■ **INSTRUCTIONS TO FOLLOW**
Spot every line with the word "would" and return it.

■ **INFORMATION GIVEN**
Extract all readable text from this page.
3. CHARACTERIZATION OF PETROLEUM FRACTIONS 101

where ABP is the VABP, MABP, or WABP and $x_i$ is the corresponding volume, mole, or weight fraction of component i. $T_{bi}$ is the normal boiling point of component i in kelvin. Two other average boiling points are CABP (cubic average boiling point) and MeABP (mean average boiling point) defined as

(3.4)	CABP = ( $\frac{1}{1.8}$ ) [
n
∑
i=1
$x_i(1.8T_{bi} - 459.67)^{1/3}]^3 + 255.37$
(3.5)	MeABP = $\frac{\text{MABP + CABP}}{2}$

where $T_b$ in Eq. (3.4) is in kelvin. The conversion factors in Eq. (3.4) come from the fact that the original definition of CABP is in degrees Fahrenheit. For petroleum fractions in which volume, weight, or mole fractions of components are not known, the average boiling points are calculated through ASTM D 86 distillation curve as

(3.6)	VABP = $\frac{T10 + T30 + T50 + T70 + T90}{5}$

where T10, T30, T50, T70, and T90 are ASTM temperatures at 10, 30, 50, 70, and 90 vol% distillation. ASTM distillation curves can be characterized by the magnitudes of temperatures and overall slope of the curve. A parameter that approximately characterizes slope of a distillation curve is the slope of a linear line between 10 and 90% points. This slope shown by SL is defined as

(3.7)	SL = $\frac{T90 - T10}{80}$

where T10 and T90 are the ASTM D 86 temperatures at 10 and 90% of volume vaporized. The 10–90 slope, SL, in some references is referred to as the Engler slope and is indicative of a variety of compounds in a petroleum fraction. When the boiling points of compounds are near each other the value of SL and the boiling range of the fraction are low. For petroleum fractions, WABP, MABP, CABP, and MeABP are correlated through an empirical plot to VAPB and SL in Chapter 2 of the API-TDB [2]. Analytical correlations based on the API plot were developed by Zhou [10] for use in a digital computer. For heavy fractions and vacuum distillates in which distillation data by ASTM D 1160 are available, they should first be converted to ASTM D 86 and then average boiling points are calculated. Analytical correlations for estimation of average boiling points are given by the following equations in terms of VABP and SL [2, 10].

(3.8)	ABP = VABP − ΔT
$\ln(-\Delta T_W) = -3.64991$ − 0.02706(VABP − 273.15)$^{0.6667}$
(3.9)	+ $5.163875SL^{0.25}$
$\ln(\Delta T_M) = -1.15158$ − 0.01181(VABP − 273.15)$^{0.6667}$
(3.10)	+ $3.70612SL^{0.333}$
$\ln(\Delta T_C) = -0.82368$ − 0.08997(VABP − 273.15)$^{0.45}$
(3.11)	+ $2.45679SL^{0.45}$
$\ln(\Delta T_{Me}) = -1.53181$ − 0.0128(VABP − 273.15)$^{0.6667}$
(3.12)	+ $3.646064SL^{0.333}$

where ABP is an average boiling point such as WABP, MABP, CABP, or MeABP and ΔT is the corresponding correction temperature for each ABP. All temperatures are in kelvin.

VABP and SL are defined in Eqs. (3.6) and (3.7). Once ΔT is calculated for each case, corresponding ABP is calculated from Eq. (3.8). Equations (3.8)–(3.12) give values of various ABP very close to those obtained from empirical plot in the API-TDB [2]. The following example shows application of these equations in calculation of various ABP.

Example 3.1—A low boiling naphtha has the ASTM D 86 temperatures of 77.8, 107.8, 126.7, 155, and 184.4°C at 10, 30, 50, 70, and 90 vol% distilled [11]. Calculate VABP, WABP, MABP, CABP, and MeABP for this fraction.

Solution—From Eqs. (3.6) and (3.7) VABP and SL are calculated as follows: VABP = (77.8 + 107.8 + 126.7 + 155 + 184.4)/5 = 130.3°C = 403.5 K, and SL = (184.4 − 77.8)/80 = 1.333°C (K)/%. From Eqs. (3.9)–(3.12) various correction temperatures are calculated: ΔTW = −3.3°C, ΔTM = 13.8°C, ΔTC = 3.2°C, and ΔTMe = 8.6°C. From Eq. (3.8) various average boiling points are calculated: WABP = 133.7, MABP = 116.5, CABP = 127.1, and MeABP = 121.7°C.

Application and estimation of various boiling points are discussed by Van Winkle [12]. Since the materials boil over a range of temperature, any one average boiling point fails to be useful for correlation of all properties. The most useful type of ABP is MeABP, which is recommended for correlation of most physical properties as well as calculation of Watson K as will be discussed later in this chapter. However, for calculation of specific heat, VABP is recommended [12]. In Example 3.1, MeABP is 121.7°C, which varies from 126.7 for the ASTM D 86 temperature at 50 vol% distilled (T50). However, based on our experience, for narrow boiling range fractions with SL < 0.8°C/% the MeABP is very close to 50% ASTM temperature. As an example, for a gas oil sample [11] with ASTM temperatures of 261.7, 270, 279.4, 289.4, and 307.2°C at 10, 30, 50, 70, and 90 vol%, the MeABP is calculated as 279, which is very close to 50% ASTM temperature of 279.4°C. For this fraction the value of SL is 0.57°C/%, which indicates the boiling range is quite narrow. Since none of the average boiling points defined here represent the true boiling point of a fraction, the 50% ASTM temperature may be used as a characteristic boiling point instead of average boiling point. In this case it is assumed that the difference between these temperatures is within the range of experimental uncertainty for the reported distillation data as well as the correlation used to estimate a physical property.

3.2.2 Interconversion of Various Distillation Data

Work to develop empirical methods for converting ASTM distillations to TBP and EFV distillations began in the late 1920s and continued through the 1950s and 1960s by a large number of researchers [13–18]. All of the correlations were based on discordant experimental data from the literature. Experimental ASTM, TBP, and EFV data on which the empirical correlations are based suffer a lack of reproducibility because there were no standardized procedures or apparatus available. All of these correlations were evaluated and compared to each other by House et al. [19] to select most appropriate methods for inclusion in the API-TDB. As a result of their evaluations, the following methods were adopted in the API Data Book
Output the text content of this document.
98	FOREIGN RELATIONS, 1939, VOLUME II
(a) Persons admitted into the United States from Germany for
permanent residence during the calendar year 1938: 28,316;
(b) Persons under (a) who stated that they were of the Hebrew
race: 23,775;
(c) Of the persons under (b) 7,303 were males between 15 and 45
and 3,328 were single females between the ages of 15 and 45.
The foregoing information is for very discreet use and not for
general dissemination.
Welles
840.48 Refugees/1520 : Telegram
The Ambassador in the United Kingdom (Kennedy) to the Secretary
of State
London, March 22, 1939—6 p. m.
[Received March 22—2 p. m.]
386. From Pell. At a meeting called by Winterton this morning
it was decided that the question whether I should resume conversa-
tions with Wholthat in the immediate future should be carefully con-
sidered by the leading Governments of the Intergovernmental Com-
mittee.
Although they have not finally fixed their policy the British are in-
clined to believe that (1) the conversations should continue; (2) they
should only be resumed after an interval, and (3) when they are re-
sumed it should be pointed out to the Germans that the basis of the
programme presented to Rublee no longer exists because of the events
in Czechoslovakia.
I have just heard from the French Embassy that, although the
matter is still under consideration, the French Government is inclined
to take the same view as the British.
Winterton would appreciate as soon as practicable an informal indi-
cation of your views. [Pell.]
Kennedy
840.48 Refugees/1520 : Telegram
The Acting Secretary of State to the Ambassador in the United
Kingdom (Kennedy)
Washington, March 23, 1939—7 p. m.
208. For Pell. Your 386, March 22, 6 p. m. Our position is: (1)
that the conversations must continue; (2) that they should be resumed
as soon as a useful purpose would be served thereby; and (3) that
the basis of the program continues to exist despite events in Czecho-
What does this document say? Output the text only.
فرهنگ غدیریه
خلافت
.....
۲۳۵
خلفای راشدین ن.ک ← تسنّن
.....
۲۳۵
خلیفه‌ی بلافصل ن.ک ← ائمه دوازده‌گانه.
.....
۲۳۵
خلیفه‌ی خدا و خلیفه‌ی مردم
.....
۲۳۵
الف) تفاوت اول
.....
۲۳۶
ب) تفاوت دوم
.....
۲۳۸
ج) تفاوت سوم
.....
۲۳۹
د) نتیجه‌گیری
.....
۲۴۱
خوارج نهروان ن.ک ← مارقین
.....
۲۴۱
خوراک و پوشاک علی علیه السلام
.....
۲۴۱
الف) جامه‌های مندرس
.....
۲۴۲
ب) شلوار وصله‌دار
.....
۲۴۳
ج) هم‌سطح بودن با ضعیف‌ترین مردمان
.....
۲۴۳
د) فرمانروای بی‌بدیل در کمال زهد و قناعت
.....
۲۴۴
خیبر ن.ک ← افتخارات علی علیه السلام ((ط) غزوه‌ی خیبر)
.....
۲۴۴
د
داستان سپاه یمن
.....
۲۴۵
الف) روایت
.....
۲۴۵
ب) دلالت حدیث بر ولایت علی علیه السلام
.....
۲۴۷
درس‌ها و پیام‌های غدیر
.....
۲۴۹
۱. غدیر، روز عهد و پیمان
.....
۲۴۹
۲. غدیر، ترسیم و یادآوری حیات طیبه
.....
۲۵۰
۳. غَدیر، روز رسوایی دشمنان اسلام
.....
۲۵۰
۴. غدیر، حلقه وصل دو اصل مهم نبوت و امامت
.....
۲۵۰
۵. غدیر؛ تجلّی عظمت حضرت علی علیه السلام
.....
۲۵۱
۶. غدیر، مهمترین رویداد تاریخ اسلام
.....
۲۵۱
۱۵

■ **THE SOLUTION**
Winterton would appreciate as soon as practicable an informal indi-
as soon as a useful purpose would be served thereby; and (3) that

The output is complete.